RECORD EXTRACTS:
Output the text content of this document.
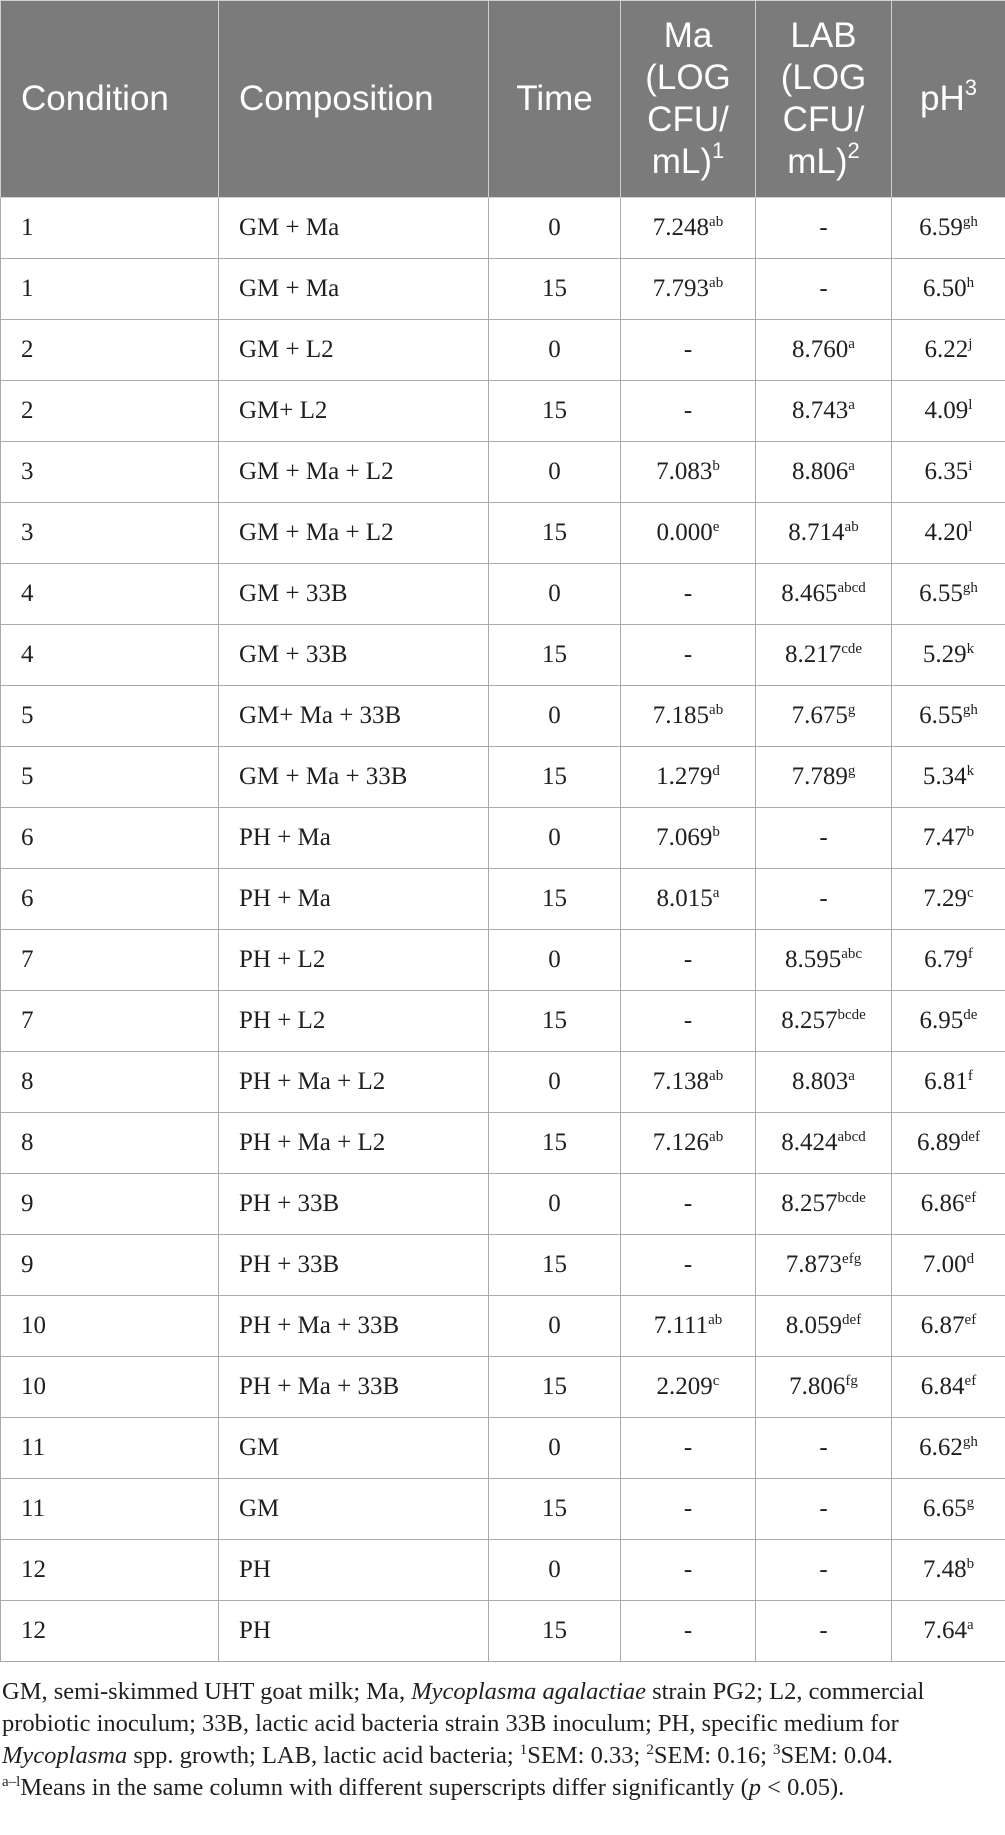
Condition	Composition	Time	Ma
(LOG
CFU/
mL)$^1$	LAB
(LOG
CFU/
mL)$^2$	$pH^3$
1	GM + Ma	0	7.248$^{ab}$	-	6.59$^{gh}$
1	GM + Ma	15	7.793$^{ab}$	-	6.50$^h$
2	GM + L2	0	-	8.760$^a$	6.22$^j$
2	GM+ L2	15	-	8.743$^a$	4.09$^l$
3	GM + Ma + L2	0	7.083$^b$	8.806$^a$	6.35$^i$
3	GM + Ma + L2	15	0.000e	8.714$^{ab}$	4.20$^l$
4	GM + 33B	0	-	$8.465^{abcd}$	6.55$^{gh}$
4	GM + 33B	15	-	8.217$^{cde}$	5.29$^k$
5	GM+ Ma + 33B	0	7.185$^{ab}$	7.675$^g$	6.55$^{gh}$
5	GM + Ma + 33B	15	1.279$^d$	7.789$^g$	5.34$^k$
6	PH + Ma	0	7.069$^b$	-	7.47$^b$
6	PH + Ma	15	8.015$^a$	-	7.29$^c$
7	PH + L2	0	-	8.595$^{abc}$	6.79$^f$
7	PH + L2	15	-	$8.257^{bcde}$	6.95de
8	PH + Ma + L2	0	7.138$^{ab}$	8.803$^a$	6.81$^f$
8	PH + Ma + L2	15	7.126$^{ab}$	$8.424^{abcd}$	6.89$^{def}$
9	PH + 33B	0	-	$8.257^{bcde}$	6.86$^{ef}$
9	PH + 33B	15	-	7.873$^{efg}$	7.00$^d$
10	PH + Ma + 33B	0	7.111$^{ab}$	8.059$^{def}$	6.87$^{ef}$
10	PH + Ma + 33B	15	2.209$^c$	7.806$^{fg}$	6.84$^{ef}$
11	GM	0	-	-	6.62$^{gh}$
11	GM	15	-	-	6.65$^g$
12	PH	0	-	-	7.48$^b$
12	PH	15	-	-	7.64$^a$
GM, semi-skimmed UHT goat milk; Ma, Mycoplasma agalactiae strain PG2; L2, commercial probiotic inoculum; 33B, lactic acid bacteria strain 33B inoculum; PH, specific medium for Mycoplasma spp. growth; LAB, lactic acid bacteria; $^1$SEM: 0.33; $^2$SEM: 0.16; $^3$SEM: 0.04.
$^{a-l}$Means in the same column with different superscripts differ significantly (p < 0.05).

INSTRUCTIONS FOR THE TASK: Look through the entries above for the word "bcde". Copy every line where it shows up.

TASK ANSWER:
7	PH + L2	15	-	$8.257^{bcde}$	6.95de
9	PH + 33B	0	-	$8.257^{bcde}$	6.86$^{ef}$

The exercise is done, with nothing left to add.